AIM | Output the material word for word. Leave each picture out.

INFORMATION SUPPLIED |
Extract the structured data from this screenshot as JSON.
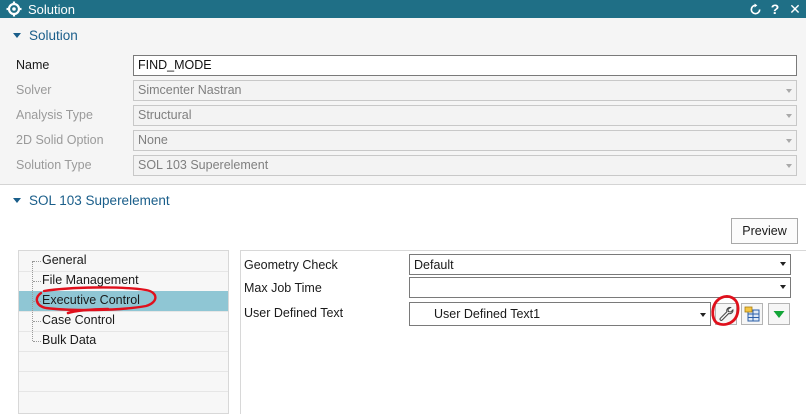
{
  "window": {
    "title": "Solution",
    "buttons": {
      "reset_icon": "reset-icon",
      "help": "?",
      "close": "✕"
    }
  },
  "solution_section": {
    "title": "Solution",
    "rows": [
      {
        "label": "Name",
        "value": "FIND_MODE",
        "enabled": true
      },
      {
        "label": "Solver",
        "value": "Simcenter Nastran",
        "enabled": false
      },
      {
        "label": "Analysis Type",
        "value": "Structural",
        "enabled": false
      },
      {
        "label": "2D Solid Option",
        "value": "None",
        "enabled": false
      },
      {
        "label": "Solution Type",
        "value": "SOL 103 Superelement",
        "enabled": false
      }
    ]
  },
  "sol_section": {
    "title": "SOL 103 Superelement",
    "preview_label": "Preview",
    "tree": {
      "items": [
        {
          "label": "General"
        },
        {
          "label": "File Management"
        },
        {
          "label": "Executive Control",
          "selected": true
        },
        {
          "label": "Case Control"
        },
        {
          "label": "Bulk Data"
        }
      ]
    },
    "props": {
      "geometry_check": {
        "label": "Geometry Check",
        "value": "Default"
      },
      "max_job_time": {
        "label": "Max Job Time",
        "value": ""
      },
      "user_defined_text": {
        "label": "User Defined Text",
        "value": "User Defined Text1"
      }
    }
  },
  "colors": {
    "titlebar": "#1f6f86",
    "section_title": "#1a5e8a",
    "selection": "#8fc6d4",
    "annotation": "#e0101c"
  }
}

RESPONSE BELOW |
Extract the structured data from this screenshot as JSON.
{
  "window": {
    "title": "Solution",
    "buttons": {
      "reset_icon": "reset-icon",
      "help": "?",
      "close": "✕"
    }
  },
  "solution_section": {
    "title": "Solution",
    "rows": [
      {
        "label": "Name",
        "value": "FIND_MODE",
        "enabled": true
      },
      {
        "label": "Solver",
        "value": "Simcenter Nastran",
        "enabled": false
      },
      {
        "label": "Analysis Type",
        "value": "Structural",
        "enabled": false
      },
      {
        "label": "2D Solid Option",
        "value": "None",
        "enabled": false
      },
      {
        "label": "Solution Type",
        "value": "SOL 103 Superelement",
        "enabled": false
      }
    ]
  },
  "sol_section": {
    "title": "SOL 103 Superelement",
    "preview_label": "Preview",
    "tree": {
      "items": [
        {
          "label": "General"
        },
        {
          "label": "File Management"
        },
        {
          "label": "Executive Control",
          "selected": true
        },
        {
          "label": "Case Control"
        },
        {
          "label": "Bulk Data"
        }
      ]
    },
    "props": {
      "geometry_check": {
        "label": "Geometry Check",
        "value": "Default"
      },
      "max_job_time": {
        "label": "Max Job Time",
        "value": ""
      },
      "user_defined_text": {
        "label": "User Defined Text",
        "value": "User Defined Text1"
      }
    }
  },
  "colors": {
    "titlebar": "#1f6f86",
    "section_title": "#1a5e8a",
    "selection": "#8fc6d4",
    "annotation": "#e0101c"
  }
}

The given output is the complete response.